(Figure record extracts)

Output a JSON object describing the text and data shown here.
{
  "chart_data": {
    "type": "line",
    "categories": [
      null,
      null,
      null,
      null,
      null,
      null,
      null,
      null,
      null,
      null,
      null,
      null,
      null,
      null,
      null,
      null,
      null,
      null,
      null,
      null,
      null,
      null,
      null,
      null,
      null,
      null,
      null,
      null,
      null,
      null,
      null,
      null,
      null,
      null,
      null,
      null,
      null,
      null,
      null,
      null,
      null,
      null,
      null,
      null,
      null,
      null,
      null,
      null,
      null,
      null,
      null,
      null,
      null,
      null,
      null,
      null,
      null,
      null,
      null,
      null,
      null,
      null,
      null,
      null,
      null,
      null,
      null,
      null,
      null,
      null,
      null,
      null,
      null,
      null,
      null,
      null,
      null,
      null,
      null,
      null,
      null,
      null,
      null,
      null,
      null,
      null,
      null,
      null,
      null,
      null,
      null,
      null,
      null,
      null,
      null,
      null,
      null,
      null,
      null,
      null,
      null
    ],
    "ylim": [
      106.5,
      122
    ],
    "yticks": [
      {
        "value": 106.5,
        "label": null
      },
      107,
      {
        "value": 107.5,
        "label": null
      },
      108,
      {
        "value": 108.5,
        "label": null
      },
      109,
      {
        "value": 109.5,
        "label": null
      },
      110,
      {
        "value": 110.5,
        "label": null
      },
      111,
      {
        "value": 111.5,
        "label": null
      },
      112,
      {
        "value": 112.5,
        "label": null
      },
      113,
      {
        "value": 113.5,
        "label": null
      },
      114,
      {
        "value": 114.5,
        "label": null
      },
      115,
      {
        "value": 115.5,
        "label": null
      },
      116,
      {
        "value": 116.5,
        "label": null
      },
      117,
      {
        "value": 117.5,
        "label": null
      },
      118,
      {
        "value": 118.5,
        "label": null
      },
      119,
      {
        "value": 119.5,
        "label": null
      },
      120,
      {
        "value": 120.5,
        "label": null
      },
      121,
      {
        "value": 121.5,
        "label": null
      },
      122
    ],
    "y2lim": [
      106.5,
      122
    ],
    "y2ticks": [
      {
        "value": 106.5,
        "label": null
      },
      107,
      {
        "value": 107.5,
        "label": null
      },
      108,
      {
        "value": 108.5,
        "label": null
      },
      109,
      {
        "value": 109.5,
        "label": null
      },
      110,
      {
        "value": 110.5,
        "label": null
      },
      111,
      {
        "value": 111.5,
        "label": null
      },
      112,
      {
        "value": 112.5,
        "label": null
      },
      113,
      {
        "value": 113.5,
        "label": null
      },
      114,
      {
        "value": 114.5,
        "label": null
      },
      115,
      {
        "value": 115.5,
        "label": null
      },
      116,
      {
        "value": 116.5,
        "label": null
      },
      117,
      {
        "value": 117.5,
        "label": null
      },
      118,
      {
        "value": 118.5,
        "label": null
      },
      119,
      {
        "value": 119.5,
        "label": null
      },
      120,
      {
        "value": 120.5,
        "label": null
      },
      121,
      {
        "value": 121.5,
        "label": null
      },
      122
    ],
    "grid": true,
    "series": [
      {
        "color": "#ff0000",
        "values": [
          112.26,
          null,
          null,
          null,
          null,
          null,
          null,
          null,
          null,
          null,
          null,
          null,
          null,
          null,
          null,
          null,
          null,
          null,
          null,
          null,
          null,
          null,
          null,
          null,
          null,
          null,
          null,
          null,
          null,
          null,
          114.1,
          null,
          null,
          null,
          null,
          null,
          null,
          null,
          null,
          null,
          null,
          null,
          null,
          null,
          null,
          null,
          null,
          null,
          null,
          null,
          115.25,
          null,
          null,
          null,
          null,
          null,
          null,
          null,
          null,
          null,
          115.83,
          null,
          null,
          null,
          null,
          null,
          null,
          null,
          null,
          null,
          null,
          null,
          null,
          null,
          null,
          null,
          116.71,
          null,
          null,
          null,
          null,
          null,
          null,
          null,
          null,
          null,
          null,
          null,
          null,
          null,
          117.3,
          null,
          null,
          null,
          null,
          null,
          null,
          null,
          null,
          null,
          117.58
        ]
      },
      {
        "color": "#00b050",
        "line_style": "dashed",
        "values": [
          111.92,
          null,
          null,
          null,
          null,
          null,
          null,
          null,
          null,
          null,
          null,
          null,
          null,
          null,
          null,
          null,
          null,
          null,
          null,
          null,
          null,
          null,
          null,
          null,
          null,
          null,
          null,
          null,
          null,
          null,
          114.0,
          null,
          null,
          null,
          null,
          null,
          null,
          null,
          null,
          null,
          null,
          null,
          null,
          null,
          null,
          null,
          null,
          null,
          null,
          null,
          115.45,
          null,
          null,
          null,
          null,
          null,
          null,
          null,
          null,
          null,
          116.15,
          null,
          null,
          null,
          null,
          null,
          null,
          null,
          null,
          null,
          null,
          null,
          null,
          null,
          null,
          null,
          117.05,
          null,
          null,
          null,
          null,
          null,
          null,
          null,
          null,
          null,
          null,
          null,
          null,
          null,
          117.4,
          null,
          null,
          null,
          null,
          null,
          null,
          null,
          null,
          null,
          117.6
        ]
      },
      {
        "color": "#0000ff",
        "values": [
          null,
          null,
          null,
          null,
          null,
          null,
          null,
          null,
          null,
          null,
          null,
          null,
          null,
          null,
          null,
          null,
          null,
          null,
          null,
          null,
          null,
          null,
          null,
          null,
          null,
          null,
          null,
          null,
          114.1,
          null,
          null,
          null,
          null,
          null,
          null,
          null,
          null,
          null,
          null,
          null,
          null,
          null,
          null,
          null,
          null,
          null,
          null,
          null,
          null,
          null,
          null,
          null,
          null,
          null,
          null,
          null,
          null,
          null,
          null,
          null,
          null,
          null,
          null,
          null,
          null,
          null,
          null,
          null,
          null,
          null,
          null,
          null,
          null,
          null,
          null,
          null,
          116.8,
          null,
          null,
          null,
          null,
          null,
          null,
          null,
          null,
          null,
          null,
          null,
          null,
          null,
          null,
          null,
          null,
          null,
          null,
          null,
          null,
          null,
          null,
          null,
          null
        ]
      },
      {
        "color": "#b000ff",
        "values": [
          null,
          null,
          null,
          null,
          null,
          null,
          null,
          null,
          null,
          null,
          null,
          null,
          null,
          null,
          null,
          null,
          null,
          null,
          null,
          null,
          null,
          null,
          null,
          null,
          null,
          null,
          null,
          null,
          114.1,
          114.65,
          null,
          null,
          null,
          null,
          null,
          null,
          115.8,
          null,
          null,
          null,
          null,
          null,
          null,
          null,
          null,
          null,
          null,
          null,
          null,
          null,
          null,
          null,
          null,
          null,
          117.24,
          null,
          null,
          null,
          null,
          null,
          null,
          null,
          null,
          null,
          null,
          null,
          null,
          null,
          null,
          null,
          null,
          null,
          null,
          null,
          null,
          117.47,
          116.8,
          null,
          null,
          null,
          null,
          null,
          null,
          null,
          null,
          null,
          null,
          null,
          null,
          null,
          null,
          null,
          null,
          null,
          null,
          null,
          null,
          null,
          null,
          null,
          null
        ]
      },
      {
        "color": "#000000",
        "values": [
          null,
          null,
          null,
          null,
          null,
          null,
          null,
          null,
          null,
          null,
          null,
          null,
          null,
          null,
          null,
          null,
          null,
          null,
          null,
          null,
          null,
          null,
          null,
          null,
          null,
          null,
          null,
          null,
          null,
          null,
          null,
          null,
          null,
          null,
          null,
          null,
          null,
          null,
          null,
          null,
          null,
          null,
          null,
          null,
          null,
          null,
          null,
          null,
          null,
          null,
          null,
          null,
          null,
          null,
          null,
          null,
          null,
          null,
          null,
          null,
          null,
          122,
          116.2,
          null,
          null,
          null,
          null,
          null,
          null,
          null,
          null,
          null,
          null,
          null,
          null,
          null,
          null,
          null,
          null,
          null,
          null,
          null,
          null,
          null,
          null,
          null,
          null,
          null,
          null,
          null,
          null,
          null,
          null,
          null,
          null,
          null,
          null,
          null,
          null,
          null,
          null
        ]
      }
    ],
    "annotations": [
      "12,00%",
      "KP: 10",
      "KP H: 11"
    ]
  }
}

Exercise goal: Look through the data above. Copy every line with the string "color" in it.

Solution to this problem:
        "color": "#ff0000",
        "color": "#00b050",
        "color": "#0000ff",
        "color": "#b000ff",
        "color": "#000000",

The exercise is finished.